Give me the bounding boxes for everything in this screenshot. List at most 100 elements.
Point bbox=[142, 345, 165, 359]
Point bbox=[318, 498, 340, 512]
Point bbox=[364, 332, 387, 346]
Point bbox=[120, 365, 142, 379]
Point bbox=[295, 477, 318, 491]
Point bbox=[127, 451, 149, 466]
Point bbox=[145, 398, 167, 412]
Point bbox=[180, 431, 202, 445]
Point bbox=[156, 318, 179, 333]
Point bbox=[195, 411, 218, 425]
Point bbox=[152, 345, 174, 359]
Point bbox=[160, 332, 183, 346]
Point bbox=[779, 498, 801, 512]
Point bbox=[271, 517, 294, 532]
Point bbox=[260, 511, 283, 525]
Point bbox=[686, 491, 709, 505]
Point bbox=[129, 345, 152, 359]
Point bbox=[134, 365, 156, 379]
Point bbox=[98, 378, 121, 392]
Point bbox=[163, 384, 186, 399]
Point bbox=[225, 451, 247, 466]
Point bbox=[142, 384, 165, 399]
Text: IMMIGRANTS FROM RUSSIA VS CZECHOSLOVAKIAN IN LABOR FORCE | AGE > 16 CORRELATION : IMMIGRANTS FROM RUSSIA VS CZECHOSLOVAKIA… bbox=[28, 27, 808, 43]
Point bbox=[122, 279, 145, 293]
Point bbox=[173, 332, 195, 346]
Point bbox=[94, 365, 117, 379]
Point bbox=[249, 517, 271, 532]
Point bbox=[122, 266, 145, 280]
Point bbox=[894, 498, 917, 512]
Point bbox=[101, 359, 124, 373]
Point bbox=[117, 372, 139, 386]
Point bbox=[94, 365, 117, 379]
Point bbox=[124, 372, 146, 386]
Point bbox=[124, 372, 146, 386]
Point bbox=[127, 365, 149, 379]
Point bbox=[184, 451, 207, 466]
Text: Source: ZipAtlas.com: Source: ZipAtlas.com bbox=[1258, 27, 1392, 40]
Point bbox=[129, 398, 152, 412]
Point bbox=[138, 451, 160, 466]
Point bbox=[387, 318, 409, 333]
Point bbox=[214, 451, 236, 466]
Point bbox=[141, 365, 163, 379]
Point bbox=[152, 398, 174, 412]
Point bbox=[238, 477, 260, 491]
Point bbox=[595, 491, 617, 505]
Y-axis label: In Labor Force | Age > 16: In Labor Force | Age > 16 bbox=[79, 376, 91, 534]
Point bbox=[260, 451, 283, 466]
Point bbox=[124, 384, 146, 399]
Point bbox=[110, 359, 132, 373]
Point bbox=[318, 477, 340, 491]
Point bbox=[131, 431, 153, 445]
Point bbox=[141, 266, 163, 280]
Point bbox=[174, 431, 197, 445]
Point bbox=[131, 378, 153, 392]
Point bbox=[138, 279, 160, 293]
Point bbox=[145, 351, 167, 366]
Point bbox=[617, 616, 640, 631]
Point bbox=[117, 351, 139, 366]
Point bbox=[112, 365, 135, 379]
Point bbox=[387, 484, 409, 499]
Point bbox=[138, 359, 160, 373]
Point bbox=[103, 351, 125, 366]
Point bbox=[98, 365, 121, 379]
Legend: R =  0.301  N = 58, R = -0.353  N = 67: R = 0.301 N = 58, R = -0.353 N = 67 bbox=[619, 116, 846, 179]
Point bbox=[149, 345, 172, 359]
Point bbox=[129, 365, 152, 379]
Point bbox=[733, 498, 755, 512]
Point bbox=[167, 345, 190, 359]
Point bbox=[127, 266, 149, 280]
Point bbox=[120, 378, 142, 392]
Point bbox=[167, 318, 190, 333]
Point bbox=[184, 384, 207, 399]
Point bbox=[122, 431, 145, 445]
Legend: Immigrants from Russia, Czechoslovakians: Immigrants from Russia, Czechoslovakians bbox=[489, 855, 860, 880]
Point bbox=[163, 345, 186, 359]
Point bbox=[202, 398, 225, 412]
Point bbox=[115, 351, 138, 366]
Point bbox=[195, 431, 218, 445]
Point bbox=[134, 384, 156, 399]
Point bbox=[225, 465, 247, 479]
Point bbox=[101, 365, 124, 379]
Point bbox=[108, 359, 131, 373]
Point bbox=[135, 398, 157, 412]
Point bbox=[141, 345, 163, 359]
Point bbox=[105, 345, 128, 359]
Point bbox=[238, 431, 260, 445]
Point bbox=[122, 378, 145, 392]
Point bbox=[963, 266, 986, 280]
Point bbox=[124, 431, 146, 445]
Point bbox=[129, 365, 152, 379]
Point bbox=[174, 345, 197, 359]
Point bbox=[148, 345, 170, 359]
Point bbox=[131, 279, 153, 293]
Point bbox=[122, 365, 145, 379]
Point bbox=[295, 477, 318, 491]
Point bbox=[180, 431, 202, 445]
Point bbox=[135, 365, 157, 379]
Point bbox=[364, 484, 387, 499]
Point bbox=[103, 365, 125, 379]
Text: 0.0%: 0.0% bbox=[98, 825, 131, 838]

→ **Objectif de l'exercice**: Comptez les lignes des entrées ci-dessus qui contiennent la chaîne « Text », en respectant la casse. Donnez uniquement ce nombre.

→ **La réponse**: 3